Given problem
Find every line in the material that contains the string "battery" and copy each one out.

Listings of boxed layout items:

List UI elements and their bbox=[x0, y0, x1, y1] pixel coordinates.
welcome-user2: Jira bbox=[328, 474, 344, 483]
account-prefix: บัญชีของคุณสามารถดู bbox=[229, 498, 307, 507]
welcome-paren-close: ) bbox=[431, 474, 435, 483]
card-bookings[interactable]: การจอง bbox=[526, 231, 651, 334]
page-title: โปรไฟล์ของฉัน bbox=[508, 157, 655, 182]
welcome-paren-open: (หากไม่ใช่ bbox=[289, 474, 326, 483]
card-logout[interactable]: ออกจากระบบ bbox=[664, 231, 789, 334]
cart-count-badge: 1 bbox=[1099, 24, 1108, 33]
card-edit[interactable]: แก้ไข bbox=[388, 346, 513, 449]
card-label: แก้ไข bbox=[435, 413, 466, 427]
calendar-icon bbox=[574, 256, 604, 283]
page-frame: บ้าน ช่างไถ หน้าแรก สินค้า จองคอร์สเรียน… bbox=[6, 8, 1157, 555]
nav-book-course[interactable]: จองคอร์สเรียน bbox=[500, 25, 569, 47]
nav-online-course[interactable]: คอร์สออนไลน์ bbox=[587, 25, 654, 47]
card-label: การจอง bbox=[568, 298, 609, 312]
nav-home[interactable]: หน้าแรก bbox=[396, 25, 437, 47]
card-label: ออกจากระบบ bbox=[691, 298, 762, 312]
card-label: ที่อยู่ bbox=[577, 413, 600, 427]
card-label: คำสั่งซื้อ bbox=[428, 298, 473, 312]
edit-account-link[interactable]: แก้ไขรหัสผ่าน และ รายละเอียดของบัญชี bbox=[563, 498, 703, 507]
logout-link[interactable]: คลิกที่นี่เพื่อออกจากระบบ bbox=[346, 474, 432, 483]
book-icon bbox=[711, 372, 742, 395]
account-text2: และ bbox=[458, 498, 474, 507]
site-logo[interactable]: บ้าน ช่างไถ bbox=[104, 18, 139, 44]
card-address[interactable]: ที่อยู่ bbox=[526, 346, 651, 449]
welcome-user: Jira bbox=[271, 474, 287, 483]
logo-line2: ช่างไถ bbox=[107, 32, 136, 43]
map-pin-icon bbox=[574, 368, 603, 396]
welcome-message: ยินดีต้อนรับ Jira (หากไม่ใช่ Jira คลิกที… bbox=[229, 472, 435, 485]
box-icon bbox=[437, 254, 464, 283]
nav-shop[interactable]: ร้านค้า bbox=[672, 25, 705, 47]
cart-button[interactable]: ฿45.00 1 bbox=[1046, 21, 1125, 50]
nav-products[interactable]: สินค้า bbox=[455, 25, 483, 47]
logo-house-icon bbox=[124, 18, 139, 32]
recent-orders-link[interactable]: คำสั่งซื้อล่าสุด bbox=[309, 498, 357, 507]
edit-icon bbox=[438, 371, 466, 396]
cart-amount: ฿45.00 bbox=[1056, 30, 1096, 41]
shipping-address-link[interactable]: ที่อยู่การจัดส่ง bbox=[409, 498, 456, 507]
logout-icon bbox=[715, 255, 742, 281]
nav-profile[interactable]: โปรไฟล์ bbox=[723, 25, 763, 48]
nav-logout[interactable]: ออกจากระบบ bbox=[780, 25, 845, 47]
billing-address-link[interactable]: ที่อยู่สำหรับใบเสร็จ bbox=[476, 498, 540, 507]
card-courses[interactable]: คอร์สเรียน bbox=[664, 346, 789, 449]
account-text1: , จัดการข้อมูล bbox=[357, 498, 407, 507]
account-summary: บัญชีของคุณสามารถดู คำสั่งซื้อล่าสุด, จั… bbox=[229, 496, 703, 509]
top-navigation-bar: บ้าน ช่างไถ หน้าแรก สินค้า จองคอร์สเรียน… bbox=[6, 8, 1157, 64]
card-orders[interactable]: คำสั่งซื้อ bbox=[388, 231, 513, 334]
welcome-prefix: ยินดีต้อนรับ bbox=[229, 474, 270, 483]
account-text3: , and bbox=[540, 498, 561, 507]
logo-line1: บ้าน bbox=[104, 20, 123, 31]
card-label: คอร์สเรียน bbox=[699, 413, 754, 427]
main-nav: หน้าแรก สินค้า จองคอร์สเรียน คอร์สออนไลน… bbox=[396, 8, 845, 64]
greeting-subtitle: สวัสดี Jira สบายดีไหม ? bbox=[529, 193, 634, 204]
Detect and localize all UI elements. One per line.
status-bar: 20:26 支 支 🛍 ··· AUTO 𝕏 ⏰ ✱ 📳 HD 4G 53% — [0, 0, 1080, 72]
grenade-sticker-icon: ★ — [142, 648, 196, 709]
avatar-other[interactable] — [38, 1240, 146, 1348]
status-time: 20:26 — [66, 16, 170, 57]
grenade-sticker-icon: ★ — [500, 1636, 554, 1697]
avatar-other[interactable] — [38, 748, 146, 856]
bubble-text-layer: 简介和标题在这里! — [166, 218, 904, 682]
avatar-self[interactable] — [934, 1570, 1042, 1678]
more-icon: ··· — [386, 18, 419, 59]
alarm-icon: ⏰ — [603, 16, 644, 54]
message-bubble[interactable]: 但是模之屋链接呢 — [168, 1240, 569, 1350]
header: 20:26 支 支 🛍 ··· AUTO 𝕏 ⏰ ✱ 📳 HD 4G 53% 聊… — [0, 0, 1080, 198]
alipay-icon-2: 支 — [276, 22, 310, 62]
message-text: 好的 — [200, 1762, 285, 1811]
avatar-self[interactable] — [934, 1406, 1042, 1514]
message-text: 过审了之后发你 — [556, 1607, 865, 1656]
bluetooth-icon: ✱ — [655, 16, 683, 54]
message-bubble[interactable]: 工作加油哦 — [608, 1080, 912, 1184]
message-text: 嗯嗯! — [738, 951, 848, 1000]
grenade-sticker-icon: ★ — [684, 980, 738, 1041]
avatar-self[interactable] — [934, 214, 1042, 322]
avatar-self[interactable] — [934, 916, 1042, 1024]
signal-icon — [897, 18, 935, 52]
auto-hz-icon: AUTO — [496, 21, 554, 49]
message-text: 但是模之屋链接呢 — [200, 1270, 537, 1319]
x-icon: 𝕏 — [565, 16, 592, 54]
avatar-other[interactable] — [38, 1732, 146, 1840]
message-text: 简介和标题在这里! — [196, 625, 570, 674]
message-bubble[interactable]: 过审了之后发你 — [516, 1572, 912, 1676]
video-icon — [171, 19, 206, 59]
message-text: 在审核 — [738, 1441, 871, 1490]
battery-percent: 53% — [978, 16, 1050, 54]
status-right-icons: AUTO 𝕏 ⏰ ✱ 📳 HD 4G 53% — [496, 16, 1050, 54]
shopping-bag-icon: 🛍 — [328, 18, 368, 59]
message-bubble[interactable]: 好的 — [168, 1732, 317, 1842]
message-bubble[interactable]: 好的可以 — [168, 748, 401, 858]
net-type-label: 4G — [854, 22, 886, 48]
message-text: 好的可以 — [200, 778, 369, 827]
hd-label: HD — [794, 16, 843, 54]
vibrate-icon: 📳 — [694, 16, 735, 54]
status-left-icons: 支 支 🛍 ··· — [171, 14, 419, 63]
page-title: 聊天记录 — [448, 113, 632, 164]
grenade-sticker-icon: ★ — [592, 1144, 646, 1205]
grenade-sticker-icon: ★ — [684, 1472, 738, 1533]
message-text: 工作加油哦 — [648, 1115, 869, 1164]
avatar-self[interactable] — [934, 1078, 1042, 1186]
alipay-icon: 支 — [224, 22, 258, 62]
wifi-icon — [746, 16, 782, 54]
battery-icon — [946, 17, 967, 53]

Task response
battery-percent: 53% — [978, 16, 1050, 54]
battery-icon — [946, 17, 967, 53]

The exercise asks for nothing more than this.